> _Task directions_: List every line in this data where the string "的气候类型分布特点" occurs.
==============================
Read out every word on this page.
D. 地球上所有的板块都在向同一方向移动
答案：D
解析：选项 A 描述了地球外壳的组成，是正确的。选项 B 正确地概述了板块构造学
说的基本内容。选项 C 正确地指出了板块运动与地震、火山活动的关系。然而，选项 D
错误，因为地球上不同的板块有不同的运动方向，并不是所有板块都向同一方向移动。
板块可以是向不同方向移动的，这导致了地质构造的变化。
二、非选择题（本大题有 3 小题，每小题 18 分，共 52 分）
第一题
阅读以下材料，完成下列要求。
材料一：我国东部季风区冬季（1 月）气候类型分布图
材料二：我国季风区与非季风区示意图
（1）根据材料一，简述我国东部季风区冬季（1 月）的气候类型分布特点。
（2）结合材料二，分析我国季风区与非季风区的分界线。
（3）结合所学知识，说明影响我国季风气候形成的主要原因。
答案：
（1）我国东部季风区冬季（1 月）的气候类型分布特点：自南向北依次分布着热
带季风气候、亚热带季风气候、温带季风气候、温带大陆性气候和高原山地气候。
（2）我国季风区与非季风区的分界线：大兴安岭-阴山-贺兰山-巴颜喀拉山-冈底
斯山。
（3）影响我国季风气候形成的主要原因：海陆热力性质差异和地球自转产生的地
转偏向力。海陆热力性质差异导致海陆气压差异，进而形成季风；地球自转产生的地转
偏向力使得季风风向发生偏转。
==============================
> _Expected answer_:
（1）根据材料一，简述我国东部季风区冬季（1 月）的气候类型分布特点。
（1）我国东部季风区冬季（1 月）的气候类型分布特点：自南向北依次分布着热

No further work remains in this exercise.